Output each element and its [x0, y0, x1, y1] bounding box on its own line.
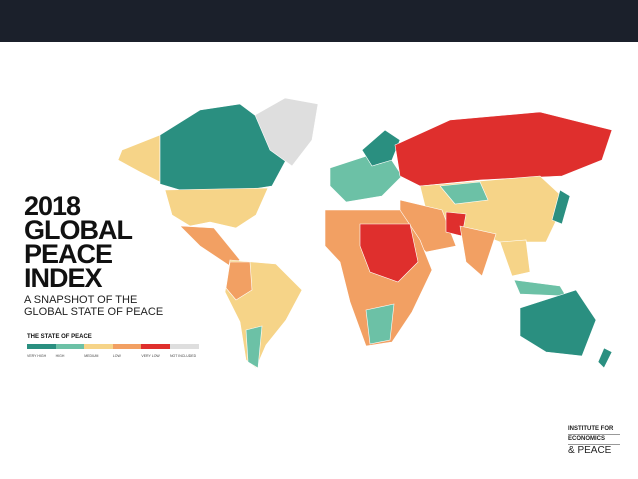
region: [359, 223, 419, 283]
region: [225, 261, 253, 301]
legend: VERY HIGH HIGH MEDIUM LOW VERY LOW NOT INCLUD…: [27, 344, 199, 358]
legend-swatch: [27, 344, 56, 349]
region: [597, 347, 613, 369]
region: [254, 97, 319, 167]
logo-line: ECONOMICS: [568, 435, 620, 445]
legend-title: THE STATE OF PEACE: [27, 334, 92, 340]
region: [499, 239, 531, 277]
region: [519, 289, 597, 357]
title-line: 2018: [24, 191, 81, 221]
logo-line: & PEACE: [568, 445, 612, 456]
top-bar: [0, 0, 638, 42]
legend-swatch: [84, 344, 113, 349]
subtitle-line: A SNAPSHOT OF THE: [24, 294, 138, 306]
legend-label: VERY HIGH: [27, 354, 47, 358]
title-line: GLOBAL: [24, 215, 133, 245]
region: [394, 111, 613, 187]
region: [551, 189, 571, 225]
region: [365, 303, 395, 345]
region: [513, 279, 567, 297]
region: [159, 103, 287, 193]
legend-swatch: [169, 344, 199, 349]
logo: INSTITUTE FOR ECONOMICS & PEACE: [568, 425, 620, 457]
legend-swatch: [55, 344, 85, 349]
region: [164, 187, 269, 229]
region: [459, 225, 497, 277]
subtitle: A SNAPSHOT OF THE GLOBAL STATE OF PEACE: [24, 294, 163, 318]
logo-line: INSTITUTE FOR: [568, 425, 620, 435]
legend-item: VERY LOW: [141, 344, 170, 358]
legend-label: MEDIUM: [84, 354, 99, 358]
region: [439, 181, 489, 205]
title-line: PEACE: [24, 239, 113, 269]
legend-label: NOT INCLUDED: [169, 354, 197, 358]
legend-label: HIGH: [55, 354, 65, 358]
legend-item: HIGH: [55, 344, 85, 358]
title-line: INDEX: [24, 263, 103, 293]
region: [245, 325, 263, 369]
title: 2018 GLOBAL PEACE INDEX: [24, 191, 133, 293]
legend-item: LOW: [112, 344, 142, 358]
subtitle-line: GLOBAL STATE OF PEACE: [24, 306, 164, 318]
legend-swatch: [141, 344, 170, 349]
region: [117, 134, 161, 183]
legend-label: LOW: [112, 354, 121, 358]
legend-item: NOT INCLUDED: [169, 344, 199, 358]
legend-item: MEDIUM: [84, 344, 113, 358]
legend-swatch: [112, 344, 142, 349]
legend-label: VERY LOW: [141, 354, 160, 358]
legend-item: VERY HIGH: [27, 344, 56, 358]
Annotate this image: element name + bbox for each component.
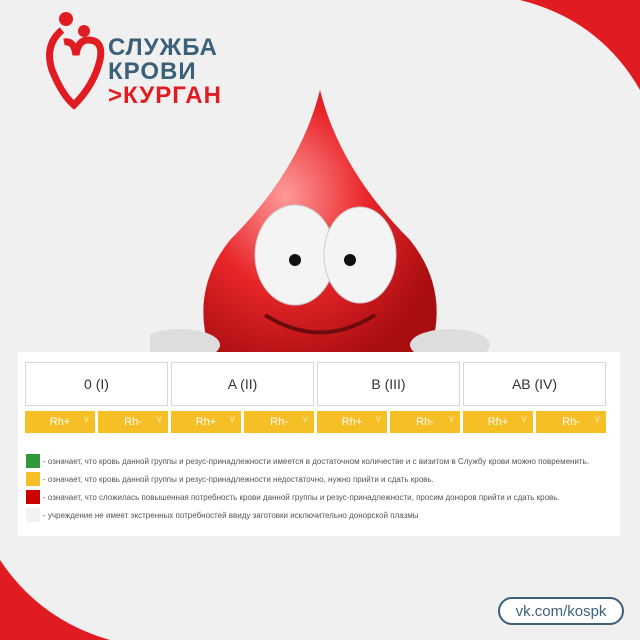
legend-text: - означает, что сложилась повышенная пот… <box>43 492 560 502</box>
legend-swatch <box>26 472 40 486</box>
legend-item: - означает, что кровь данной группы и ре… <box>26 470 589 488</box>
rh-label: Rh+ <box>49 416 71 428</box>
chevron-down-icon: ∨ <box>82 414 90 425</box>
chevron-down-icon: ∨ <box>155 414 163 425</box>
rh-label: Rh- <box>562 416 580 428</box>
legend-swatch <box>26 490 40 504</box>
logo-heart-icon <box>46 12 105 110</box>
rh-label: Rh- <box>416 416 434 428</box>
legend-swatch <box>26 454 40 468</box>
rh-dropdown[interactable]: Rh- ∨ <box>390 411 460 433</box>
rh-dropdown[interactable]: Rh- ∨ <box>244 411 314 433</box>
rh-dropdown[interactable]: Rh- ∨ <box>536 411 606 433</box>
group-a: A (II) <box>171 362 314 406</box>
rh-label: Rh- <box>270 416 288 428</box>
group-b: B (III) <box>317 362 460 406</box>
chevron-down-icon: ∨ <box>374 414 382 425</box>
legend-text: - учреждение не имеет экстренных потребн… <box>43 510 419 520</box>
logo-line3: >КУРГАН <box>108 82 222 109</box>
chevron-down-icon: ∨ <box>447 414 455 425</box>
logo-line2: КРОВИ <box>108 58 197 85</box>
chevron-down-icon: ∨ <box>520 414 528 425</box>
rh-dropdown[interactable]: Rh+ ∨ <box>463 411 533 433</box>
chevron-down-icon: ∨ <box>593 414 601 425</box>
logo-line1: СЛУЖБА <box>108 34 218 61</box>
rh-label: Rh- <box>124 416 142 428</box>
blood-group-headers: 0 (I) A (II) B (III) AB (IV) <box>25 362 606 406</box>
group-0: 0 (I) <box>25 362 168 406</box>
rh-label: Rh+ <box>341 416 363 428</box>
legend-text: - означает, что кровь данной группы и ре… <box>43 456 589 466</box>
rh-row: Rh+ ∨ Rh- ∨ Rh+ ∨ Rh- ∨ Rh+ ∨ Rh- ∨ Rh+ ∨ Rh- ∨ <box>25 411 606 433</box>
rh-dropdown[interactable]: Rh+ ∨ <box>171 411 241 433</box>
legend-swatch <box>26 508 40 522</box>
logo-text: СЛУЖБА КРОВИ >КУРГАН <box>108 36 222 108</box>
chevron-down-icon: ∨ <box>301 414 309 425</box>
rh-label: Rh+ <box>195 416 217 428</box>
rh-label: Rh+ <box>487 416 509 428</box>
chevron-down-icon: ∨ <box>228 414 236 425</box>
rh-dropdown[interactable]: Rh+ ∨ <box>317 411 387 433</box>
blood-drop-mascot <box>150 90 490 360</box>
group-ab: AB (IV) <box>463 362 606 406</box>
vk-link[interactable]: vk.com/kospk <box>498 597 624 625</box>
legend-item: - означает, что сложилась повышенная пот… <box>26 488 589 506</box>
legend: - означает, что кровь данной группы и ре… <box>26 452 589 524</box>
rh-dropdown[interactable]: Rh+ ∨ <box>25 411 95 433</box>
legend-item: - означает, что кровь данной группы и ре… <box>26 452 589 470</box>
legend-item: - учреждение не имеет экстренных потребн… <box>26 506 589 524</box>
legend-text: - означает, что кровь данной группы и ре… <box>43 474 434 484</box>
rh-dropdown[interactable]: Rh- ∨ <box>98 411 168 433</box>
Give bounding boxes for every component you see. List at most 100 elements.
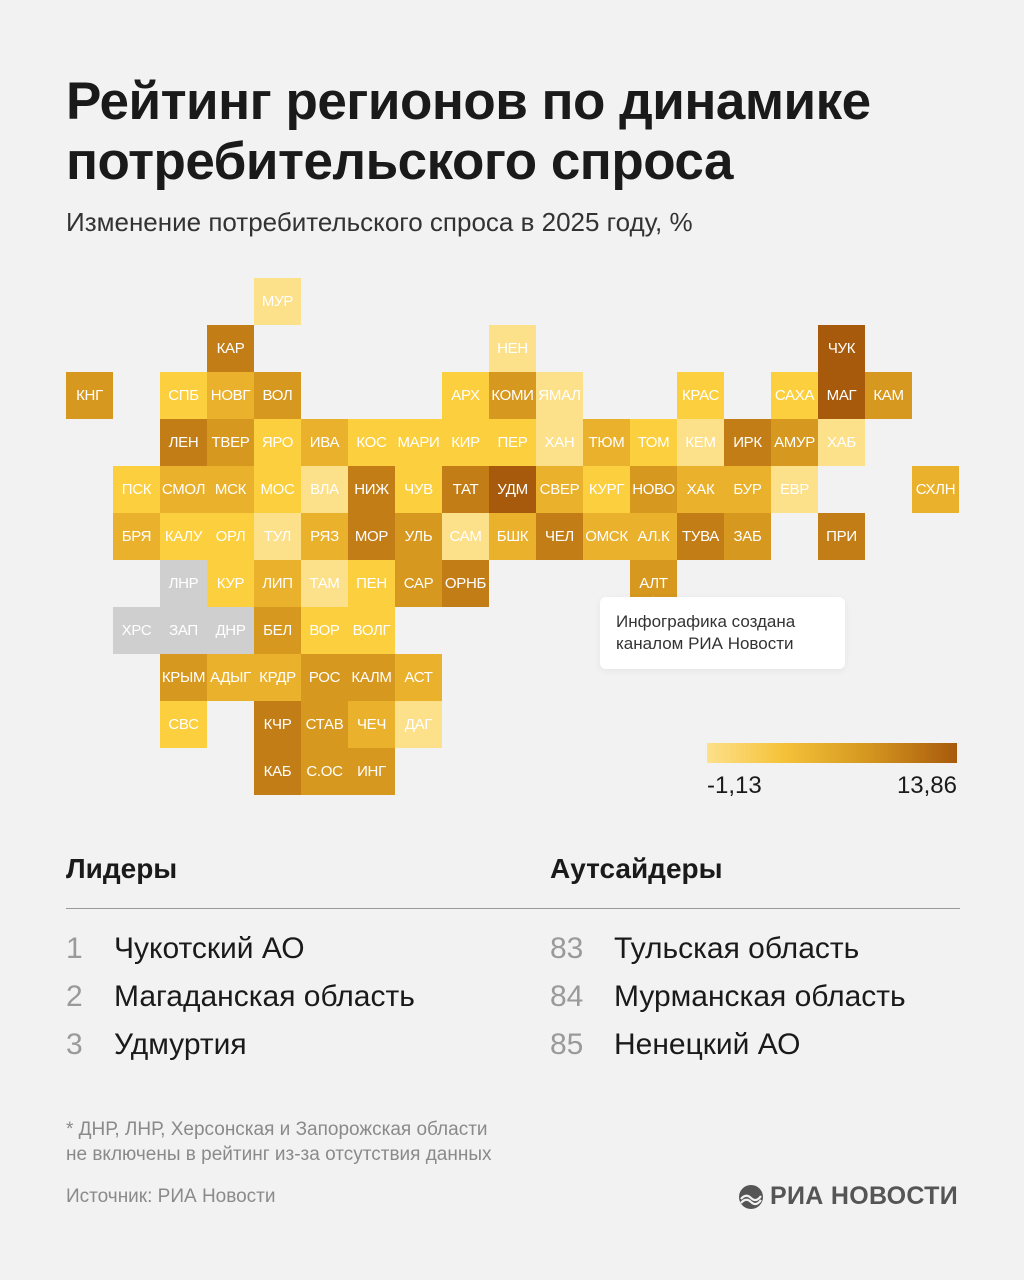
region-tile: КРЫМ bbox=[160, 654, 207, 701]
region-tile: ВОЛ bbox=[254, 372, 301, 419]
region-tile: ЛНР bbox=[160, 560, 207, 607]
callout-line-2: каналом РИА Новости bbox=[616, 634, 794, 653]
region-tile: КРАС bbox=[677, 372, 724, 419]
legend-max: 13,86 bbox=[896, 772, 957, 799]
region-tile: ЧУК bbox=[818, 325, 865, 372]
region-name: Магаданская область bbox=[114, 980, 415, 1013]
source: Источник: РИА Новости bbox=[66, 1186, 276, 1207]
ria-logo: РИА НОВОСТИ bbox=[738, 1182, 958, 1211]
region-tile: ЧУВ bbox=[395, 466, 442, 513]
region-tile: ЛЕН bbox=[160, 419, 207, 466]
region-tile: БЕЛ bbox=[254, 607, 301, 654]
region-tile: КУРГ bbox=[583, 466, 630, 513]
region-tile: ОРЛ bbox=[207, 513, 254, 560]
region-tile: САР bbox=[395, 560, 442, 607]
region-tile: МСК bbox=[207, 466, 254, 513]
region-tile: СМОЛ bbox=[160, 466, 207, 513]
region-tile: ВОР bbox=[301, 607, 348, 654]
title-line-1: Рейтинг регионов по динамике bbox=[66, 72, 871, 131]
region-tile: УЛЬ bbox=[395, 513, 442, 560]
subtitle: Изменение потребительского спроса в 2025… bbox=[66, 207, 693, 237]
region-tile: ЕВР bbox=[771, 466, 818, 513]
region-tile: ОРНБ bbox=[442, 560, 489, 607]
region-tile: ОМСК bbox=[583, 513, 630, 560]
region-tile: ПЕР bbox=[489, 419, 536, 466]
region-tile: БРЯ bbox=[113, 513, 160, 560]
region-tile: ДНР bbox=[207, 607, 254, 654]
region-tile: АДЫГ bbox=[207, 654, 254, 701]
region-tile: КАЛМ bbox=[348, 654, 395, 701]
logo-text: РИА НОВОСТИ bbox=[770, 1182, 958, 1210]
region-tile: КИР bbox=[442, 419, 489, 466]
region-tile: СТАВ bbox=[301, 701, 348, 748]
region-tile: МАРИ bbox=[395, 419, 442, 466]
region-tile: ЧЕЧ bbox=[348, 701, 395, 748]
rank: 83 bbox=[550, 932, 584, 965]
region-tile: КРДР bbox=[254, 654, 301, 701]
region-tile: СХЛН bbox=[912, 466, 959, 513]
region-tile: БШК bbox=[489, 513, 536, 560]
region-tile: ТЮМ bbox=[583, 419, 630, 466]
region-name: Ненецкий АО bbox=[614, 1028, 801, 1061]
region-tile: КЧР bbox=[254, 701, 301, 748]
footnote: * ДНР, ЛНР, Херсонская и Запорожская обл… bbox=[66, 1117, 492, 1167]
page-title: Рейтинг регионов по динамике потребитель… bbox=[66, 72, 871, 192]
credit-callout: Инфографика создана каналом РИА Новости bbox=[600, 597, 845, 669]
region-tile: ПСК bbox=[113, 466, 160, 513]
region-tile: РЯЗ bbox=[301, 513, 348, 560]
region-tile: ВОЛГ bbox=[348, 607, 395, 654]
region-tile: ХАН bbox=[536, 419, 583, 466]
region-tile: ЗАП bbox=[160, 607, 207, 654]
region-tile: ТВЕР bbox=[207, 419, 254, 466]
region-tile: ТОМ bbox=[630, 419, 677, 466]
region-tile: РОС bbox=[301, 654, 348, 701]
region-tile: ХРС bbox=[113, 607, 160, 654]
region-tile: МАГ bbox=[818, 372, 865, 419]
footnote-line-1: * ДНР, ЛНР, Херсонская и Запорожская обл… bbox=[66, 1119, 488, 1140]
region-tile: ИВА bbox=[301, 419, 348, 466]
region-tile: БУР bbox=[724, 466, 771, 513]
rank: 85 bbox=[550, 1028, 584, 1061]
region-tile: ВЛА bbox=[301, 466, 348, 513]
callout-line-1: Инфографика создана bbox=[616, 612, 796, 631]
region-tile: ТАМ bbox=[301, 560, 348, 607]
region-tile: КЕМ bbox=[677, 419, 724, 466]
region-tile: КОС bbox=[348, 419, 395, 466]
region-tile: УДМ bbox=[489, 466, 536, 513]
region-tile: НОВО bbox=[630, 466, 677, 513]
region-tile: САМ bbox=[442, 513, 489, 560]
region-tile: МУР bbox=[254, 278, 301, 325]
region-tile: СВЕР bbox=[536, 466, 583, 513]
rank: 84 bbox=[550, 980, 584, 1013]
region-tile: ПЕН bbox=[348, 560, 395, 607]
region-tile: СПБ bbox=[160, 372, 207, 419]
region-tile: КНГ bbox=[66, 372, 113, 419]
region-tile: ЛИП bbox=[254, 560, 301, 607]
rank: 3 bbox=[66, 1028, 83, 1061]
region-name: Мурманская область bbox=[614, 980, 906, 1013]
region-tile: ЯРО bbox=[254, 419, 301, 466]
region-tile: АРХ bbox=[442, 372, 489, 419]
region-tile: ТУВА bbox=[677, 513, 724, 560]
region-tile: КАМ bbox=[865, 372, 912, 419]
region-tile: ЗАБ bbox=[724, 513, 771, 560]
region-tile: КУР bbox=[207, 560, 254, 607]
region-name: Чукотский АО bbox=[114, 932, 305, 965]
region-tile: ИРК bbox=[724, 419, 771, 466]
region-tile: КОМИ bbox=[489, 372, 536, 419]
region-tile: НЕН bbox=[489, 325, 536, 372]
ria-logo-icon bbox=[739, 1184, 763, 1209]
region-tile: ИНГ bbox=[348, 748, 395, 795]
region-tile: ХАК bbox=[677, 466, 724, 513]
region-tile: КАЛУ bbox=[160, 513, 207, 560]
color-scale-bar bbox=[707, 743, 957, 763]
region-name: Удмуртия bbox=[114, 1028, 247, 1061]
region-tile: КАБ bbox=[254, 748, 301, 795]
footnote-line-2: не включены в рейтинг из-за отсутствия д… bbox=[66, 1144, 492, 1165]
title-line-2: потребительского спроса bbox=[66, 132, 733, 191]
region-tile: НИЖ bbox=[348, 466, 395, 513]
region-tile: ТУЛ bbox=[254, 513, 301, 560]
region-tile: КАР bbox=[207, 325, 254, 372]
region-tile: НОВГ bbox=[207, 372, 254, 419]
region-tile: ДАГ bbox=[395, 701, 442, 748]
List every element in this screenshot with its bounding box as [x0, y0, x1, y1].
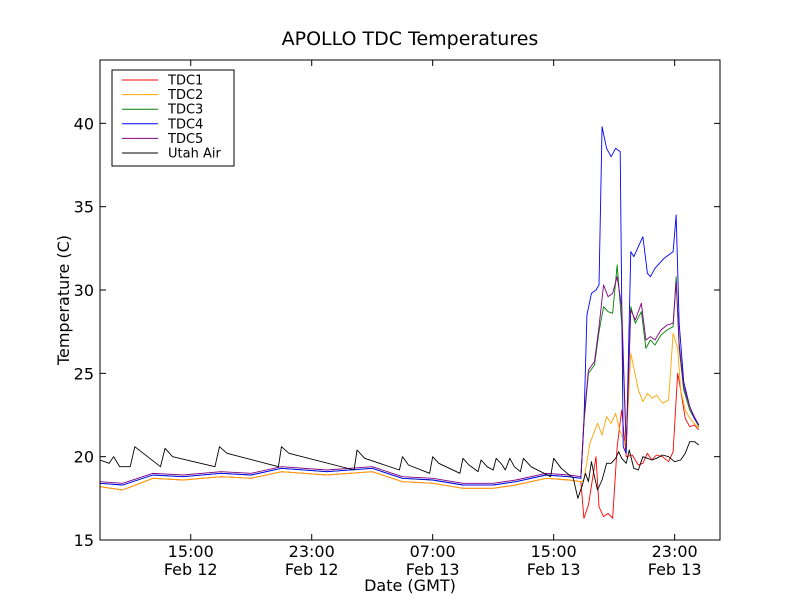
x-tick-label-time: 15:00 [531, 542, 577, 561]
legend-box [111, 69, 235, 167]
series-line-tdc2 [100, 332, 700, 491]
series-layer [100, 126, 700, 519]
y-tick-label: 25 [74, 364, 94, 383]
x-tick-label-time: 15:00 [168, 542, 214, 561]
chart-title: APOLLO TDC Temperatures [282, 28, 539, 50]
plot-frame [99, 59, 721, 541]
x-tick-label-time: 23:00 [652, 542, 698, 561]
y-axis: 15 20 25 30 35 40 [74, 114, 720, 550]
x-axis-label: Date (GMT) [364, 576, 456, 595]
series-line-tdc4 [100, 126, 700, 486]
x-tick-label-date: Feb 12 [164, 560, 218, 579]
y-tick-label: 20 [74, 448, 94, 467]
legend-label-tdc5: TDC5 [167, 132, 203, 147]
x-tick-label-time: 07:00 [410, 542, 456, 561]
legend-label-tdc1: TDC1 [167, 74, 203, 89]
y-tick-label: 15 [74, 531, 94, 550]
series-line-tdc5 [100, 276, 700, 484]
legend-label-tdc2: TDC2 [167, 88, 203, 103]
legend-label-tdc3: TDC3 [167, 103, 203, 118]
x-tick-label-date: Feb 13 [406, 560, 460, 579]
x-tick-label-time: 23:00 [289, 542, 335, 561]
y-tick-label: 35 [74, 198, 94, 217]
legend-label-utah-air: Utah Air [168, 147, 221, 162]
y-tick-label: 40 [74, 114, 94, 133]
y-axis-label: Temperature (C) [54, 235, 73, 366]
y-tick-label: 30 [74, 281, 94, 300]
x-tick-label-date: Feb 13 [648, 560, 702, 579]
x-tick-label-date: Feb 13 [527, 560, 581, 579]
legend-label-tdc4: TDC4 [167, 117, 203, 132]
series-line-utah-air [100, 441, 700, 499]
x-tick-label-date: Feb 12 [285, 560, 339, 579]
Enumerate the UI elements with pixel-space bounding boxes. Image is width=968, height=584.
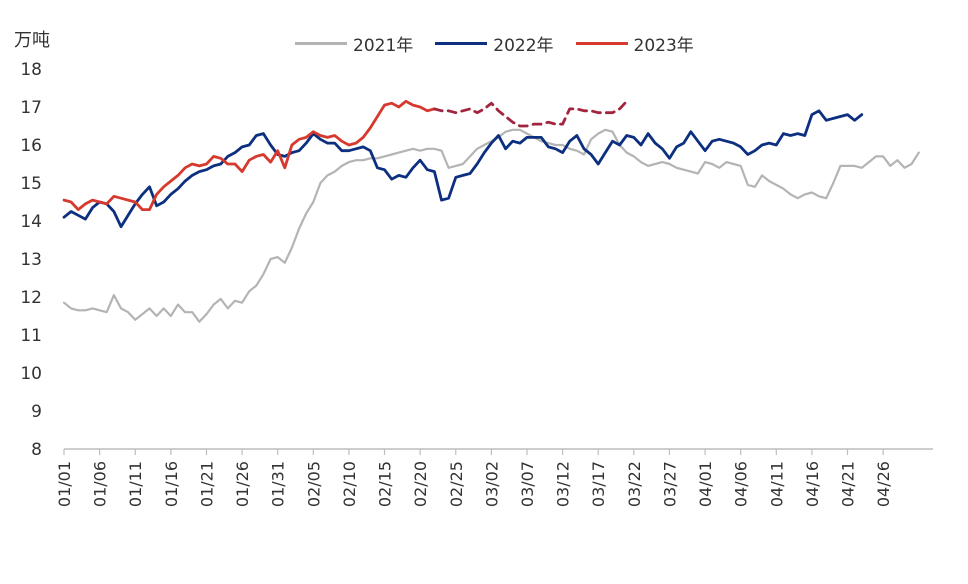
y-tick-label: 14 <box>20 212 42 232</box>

_WHAT IS NEEDED_.
Report how many lines of the material contain the string "MEDIUM", counting only matches with the same capitalization. Give the number alone.

_RESPONSE BELOW_.
3